- Problem -
Count how many lines in the material below hold the word "party"; the reply is that number alone.

- Supplied material -
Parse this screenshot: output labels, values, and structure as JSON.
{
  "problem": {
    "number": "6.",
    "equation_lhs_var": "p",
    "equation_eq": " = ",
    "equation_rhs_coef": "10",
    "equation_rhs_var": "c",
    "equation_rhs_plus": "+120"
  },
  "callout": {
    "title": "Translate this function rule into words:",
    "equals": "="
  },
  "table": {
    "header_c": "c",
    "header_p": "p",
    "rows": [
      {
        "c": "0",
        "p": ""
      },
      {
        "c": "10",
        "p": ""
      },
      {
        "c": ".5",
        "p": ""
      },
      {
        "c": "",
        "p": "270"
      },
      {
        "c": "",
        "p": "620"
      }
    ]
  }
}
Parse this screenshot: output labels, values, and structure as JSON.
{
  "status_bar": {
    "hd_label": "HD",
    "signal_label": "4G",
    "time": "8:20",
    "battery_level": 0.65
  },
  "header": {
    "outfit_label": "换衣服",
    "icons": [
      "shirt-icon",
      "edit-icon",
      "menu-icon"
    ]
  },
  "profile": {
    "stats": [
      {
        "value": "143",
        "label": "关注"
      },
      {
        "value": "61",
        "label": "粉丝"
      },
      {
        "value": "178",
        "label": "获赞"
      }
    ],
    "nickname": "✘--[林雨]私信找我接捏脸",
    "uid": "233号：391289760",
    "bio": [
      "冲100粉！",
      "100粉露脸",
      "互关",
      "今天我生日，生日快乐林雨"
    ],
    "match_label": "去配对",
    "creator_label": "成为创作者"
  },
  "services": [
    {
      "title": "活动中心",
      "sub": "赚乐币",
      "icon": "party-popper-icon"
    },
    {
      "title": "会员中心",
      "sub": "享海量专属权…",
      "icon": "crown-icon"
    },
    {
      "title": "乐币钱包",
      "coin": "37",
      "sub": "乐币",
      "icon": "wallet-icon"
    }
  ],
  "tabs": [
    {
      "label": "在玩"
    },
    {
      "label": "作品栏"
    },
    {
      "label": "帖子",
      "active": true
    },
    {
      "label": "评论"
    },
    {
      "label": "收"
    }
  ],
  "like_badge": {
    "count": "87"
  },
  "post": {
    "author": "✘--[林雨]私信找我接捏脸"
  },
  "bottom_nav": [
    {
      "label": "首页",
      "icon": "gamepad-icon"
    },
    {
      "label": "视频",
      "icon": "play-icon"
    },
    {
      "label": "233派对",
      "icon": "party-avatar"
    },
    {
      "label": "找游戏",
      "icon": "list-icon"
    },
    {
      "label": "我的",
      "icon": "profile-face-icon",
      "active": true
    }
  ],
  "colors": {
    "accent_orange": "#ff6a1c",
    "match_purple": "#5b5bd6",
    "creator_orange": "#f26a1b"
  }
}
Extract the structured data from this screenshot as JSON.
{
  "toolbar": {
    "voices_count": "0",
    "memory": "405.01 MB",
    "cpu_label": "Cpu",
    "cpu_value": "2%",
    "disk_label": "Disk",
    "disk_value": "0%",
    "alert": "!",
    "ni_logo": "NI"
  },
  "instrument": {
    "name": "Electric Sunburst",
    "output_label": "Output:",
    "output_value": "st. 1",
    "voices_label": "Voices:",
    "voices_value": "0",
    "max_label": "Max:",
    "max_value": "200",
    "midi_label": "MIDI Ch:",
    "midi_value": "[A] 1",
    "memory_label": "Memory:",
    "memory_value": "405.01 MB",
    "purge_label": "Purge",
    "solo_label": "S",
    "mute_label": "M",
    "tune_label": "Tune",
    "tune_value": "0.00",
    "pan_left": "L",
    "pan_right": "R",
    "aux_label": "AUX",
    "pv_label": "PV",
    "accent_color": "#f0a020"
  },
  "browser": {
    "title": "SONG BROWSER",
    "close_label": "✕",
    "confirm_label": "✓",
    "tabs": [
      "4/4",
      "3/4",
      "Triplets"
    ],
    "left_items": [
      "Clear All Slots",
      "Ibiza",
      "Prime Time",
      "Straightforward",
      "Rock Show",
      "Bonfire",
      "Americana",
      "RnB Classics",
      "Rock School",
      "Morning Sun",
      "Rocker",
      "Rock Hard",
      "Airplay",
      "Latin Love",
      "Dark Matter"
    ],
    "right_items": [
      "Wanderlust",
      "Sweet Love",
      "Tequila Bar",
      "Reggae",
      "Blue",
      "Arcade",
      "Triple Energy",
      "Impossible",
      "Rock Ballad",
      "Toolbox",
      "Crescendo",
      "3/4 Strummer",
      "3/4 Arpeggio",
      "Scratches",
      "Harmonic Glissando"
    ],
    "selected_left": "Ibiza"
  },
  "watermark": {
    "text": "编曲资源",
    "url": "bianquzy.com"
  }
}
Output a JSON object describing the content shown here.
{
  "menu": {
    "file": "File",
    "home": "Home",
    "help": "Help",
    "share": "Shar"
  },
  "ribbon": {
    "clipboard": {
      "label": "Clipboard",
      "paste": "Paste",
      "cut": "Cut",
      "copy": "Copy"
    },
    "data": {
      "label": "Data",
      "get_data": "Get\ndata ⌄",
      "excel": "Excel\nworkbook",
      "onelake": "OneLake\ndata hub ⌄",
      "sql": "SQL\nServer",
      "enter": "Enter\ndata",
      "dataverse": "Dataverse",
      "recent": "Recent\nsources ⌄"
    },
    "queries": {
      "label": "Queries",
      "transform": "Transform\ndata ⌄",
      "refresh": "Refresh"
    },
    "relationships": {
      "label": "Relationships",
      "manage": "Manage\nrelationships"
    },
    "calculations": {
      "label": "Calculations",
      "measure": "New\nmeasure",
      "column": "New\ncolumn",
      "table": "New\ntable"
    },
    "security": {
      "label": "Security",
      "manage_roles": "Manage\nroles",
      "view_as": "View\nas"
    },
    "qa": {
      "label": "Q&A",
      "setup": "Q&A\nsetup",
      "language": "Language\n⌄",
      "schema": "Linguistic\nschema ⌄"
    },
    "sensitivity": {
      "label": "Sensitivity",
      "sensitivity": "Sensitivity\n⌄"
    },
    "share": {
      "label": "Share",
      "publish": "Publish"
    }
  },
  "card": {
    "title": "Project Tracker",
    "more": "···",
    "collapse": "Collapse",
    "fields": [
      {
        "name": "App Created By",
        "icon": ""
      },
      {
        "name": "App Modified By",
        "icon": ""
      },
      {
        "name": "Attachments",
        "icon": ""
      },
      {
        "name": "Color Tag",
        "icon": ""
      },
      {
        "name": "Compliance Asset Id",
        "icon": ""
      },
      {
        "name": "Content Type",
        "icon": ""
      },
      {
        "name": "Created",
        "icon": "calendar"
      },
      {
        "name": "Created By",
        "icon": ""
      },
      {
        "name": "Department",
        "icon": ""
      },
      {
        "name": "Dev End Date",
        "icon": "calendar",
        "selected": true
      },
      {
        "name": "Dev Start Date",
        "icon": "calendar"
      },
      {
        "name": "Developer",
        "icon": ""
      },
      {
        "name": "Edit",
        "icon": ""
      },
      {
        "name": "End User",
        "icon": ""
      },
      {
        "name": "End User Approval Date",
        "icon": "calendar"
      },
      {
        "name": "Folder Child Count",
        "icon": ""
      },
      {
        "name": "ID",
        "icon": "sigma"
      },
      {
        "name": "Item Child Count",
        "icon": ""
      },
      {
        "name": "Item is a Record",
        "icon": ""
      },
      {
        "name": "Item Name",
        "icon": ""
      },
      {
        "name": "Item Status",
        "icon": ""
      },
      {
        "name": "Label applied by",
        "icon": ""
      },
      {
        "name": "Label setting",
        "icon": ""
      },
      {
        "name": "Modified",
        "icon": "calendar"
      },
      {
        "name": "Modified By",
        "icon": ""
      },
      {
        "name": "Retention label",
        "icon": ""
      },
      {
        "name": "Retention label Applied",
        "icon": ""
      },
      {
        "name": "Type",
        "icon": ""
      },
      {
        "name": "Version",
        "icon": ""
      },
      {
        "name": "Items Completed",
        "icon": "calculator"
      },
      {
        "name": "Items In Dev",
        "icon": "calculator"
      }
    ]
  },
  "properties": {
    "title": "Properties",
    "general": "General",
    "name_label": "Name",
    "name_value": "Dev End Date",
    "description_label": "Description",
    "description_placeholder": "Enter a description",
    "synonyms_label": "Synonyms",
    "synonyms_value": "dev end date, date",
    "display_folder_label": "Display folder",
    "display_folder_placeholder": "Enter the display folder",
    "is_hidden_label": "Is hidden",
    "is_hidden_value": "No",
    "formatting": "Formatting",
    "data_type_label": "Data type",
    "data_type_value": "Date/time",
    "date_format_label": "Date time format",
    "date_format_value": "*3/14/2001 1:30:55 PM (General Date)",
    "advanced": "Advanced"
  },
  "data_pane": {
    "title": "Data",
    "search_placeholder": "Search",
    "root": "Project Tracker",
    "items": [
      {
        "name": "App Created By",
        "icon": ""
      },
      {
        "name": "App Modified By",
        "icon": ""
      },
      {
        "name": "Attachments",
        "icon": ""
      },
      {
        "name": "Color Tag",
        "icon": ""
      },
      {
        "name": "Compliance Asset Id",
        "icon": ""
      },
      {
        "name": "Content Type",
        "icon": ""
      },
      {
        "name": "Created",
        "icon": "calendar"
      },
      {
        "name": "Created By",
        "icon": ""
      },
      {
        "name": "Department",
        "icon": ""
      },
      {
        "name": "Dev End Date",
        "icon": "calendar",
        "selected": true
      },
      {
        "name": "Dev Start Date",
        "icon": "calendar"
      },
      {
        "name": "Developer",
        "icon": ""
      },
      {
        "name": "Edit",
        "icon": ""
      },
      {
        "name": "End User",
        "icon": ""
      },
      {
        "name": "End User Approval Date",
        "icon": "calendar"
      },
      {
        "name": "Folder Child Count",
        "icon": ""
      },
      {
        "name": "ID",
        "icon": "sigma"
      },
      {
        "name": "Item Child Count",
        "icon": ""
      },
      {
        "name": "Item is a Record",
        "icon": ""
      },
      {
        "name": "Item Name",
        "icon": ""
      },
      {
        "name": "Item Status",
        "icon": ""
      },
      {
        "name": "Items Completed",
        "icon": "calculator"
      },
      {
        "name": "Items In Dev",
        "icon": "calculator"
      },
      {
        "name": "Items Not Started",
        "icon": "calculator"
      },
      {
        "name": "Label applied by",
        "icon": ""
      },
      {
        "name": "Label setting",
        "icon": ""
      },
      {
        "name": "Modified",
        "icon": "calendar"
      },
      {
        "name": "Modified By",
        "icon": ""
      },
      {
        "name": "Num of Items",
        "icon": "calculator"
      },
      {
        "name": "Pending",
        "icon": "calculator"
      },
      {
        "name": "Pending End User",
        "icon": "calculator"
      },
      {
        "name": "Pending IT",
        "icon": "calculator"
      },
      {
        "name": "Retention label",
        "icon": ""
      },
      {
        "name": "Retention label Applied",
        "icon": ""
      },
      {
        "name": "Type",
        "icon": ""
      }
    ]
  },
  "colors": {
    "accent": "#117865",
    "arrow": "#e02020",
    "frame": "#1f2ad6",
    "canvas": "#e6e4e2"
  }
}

- Task solution -
2